Rewrite all of the items below, switching each "y-tick-label" to "y-axis-tick-label" and leaving everything else unchanged.
** Begin Provided records **
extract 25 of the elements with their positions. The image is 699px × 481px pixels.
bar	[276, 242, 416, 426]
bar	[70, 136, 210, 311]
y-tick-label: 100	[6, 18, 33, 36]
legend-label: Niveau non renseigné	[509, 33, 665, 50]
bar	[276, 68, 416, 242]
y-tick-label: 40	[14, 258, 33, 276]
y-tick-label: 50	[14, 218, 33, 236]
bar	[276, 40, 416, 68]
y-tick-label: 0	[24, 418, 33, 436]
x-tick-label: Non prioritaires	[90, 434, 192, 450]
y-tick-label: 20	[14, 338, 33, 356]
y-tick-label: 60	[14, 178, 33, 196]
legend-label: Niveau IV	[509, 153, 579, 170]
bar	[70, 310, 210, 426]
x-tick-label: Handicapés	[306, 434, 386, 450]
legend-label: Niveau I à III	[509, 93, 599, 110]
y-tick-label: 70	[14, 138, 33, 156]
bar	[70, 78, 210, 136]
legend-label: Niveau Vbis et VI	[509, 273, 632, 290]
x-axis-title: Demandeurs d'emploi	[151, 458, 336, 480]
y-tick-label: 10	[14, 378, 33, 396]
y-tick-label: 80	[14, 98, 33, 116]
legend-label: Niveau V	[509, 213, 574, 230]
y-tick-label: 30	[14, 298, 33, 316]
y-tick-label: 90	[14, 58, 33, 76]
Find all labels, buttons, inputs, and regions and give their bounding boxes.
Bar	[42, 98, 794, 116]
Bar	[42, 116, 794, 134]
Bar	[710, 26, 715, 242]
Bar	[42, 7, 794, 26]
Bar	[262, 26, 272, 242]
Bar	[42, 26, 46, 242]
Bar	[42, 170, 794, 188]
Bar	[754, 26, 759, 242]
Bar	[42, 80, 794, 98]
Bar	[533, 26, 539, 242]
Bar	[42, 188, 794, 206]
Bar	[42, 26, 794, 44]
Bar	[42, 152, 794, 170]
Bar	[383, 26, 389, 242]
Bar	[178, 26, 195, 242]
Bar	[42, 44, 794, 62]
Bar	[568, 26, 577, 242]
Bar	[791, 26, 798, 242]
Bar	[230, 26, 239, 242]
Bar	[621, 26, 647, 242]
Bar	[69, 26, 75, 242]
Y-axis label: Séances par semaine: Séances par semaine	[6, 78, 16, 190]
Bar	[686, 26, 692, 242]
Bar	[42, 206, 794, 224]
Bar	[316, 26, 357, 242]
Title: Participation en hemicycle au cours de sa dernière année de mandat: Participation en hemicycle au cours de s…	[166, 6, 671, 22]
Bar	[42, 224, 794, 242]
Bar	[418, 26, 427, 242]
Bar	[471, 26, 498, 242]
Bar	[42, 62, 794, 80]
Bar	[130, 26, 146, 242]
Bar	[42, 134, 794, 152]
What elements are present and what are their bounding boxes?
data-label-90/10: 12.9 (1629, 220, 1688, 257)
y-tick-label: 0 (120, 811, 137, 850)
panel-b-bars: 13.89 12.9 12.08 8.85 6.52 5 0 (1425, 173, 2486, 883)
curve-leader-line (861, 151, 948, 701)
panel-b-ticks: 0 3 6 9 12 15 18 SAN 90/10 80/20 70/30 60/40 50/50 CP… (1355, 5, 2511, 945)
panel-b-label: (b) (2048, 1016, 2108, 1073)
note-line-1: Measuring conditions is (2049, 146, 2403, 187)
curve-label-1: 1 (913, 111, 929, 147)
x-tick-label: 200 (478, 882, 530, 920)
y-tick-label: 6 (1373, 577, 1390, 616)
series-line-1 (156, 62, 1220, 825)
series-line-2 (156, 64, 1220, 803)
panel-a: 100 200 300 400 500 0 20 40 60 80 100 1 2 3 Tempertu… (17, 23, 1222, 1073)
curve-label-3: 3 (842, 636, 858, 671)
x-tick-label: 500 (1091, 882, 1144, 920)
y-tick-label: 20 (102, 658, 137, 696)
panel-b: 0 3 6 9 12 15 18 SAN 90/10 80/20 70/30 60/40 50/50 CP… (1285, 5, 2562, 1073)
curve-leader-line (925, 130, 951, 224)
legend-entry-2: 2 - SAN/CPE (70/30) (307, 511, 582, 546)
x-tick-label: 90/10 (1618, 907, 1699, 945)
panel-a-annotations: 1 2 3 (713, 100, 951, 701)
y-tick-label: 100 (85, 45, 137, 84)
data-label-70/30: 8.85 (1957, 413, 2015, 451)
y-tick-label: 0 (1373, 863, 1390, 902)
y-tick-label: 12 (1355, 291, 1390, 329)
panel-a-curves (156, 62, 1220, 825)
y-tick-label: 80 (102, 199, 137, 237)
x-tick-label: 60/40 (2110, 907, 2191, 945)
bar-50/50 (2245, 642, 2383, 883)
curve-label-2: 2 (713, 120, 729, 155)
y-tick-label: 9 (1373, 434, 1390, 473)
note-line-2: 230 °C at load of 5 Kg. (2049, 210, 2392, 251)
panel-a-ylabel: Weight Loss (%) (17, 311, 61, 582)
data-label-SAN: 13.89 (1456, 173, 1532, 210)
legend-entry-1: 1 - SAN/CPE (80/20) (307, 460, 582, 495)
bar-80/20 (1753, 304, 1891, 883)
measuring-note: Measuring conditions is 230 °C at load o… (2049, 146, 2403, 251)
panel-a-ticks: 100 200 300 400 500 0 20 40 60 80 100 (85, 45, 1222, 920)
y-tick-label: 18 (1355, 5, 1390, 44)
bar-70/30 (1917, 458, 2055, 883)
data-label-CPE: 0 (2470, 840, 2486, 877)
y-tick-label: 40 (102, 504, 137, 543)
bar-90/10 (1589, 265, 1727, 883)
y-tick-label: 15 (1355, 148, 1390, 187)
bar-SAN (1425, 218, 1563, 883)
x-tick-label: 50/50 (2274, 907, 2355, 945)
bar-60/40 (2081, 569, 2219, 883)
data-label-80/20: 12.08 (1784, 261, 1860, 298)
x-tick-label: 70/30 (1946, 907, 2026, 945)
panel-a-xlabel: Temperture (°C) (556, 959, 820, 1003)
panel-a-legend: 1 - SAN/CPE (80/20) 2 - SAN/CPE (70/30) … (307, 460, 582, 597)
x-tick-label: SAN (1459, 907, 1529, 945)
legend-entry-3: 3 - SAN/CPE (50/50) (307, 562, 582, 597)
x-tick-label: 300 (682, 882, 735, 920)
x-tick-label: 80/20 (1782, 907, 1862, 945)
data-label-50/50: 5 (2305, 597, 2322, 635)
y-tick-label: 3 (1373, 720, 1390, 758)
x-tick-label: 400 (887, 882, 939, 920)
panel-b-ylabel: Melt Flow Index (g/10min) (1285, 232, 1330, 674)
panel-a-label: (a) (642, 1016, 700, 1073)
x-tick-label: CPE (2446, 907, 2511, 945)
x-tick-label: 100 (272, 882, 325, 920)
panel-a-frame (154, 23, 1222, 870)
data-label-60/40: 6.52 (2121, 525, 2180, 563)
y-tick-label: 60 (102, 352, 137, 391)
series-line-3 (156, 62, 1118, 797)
** End Provided records **
_Reply_
extract 25 of the elements with their positions. The image is 699px × 481px pixels.
bar	[276, 242, 416, 426]
bar	[70, 136, 210, 311]
y-axis-tick-label: 100	[6, 18, 33, 36]
legend-label: Niveau non renseigné	[509, 33, 665, 50]
bar	[276, 68, 416, 242]
y-axis-tick-label: 40	[14, 258, 33, 276]
y-axis-tick-label: 50	[14, 218, 33, 236]
bar	[276, 40, 416, 68]
y-axis-tick-label: 0	[24, 418, 33, 436]
x-tick-label: Non prioritaires	[90, 434, 192, 450]
y-axis-tick-label: 20	[14, 338, 33, 356]
y-axis-tick-label: 60	[14, 178, 33, 196]
legend-label: Niveau IV	[509, 153, 579, 170]
bar	[70, 310, 210, 426]
x-tick-label: Handicapés	[306, 434, 386, 450]
legend-label: Niveau I à III	[509, 93, 599, 110]
y-axis-tick-label: 70	[14, 138, 33, 156]
bar	[70, 78, 210, 136]
legend-label: Niveau Vbis et VI	[509, 273, 632, 290]
x-axis-title: Demandeurs d'emploi	[151, 458, 336, 480]
y-axis-tick-label: 10	[14, 378, 33, 396]
y-axis-tick-label: 80	[14, 98, 33, 116]
legend-label: Niveau V	[509, 213, 574, 230]
y-axis-tick-label: 30	[14, 298, 33, 316]
y-axis-tick-label: 90	[14, 58, 33, 76]
Find all labels, buttons, inputs, and regions and give their bounding boxes.
Bar	[42, 98, 794, 116]
Bar	[42, 116, 794, 134]
Bar	[710, 26, 715, 242]
Bar	[42, 7, 794, 26]
Bar	[262, 26, 272, 242]
Bar	[42, 26, 46, 242]
Bar	[42, 170, 794, 188]
Bar	[754, 26, 759, 242]
Bar	[42, 80, 794, 98]
Bar	[533, 26, 539, 242]
Bar	[42, 188, 794, 206]
Bar	[42, 26, 794, 44]
Bar	[42, 152, 794, 170]
Bar	[383, 26, 389, 242]
Bar	[178, 26, 195, 242]
Bar	[42, 44, 794, 62]
Bar	[568, 26, 577, 242]
Bar	[791, 26, 798, 242]
Bar	[230, 26, 239, 242]
Bar	[621, 26, 647, 242]
Bar	[69, 26, 75, 242]
Y-axis label: Séances par semaine: Séances par semaine	[6, 78, 16, 190]
Bar	[686, 26, 692, 242]
Bar	[42, 206, 794, 224]
Bar	[316, 26, 357, 242]
Title: Participation en hemicycle au cours de sa dernière année de mandat: Participation en hemicycle au cours de s…	[166, 6, 671, 22]
Bar	[42, 224, 794, 242]
Bar	[418, 26, 427, 242]
Bar	[471, 26, 498, 242]
Bar	[42, 62, 794, 80]
Bar	[130, 26, 146, 242]
Bar	[42, 134, 794, 152]
What elements are present and what are their bounding boxes?
data-label-90/10: 12.9 (1629, 220, 1688, 257)
y-axis-tick-label: 0 (120, 811, 137, 850)
panel-b-bars: 13.89 12.9 12.08 8.85 6.52 5 0 (1425, 173, 2486, 883)
curve-leader-line (861, 151, 948, 701)
panel-b-ticks: 0 3 6 9 12 15 18 SAN 90/10 80/20 70/30 60/40 50/50 CP… (1355, 5, 2511, 945)
panel-b-label: (b) (2048, 1016, 2108, 1073)
note-line-1: Measuring conditions is (2049, 146, 2403, 187)
curve-label-1: 1 (913, 111, 929, 147)
x-tick-label: 200 (478, 882, 530, 920)
y-axis-tick-label: 6 (1373, 577, 1390, 616)
series-line-1 (156, 62, 1220, 825)
series-line-2 (156, 64, 1220, 803)
panel-a: 100 200 300 400 500 0 20 40 60 80 100 1 2 3 Tempertu… (17, 23, 1222, 1073)
curve-label-3: 3 (842, 636, 858, 671)
x-tick-label: 500 (1091, 882, 1144, 920)
y-axis-tick-label: 20 (102, 658, 137, 696)
panel-b: 0 3 6 9 12 15 18 SAN 90/10 80/20 70/30 60/40 50/50 CP… (1285, 5, 2562, 1073)
curve-leader-line (925, 130, 951, 224)
legend-entry-2: 2 - SAN/CPE (70/30) (307, 511, 582, 546)
x-tick-label: 90/10 (1618, 907, 1699, 945)
panel-a-annotations: 1 2 3 (713, 100, 951, 701)
y-axis-tick-label: 100 (85, 45, 137, 84)
data-label-70/30: 8.85 (1957, 413, 2015, 451)
y-axis-tick-label: 0 (1373, 863, 1390, 902)
y-axis-tick-label: 12 (1355, 291, 1390, 329)
panel-a-curves (156, 62, 1220, 825)
y-axis-tick-label: 80 (102, 199, 137, 237)
x-tick-label: 60/40 (2110, 907, 2191, 945)
bar-50/50 (2245, 642, 2383, 883)
curve-label-2: 2 (713, 120, 729, 155)
y-axis-tick-label: 9 (1373, 434, 1390, 473)
note-line-2: 230 °C at load of 5 Kg. (2049, 210, 2392, 251)
panel-a-ylabel: Weight Loss (%) (17, 311, 61, 582)
data-label-SAN: 13.89 (1456, 173, 1532, 210)
legend-entry-1: 1 - SAN/CPE (80/20) (307, 460, 582, 495)
bar-80/20 (1753, 304, 1891, 883)
measuring-note: Measuring conditions is 230 °C at load o… (2049, 146, 2403, 251)
panel-a-ticks: 100 200 300 400 500 0 20 40 60 80 100 (85, 45, 1222, 920)
y-axis-tick-label: 18 (1355, 5, 1390, 44)
bar-70/30 (1917, 458, 2055, 883)
data-label-CPE: 0 (2470, 840, 2486, 877)
y-axis-tick-label: 40 (102, 504, 137, 543)
bar-90/10 (1589, 265, 1727, 883)
y-axis-tick-label: 15 (1355, 148, 1390, 187)
bar-SAN (1425, 218, 1563, 883)
x-tick-label: 50/50 (2274, 907, 2355, 945)
bar-60/40 (2081, 569, 2219, 883)
data-label-80/20: 12.08 (1784, 261, 1860, 298)
x-tick-label: 70/30 (1946, 907, 2026, 945)
panel-a-xlabel: Temperture (°C) (556, 959, 820, 1003)
panel-a-legend: 1 - SAN/CPE (80/20) 2 - SAN/CPE (70/30) … (307, 460, 582, 597)
x-tick-label: SAN (1459, 907, 1529, 945)
legend-entry-3: 3 - SAN/CPE (50/50) (307, 562, 582, 597)
x-tick-label: 300 (682, 882, 735, 920)
x-tick-label: 80/20 (1782, 907, 1862, 945)
data-label-50/50: 5 (2305, 597, 2322, 635)
y-axis-tick-label: 3 (1373, 720, 1390, 758)
x-tick-label: 400 (887, 882, 939, 920)
panel-b-ylabel: Melt Flow Index (g/10min) (1285, 232, 1330, 674)
panel-a-label: (a) (642, 1016, 700, 1073)
x-tick-label: CPE (2446, 907, 2511, 945)
x-tick-label: 100 (272, 882, 325, 920)
panel-a-frame (154, 23, 1222, 870)
data-label-60/40: 6.52 (2121, 525, 2180, 563)
y-axis-tick-label: 60 (102, 352, 137, 391)
series-line-3 (156, 62, 1118, 797)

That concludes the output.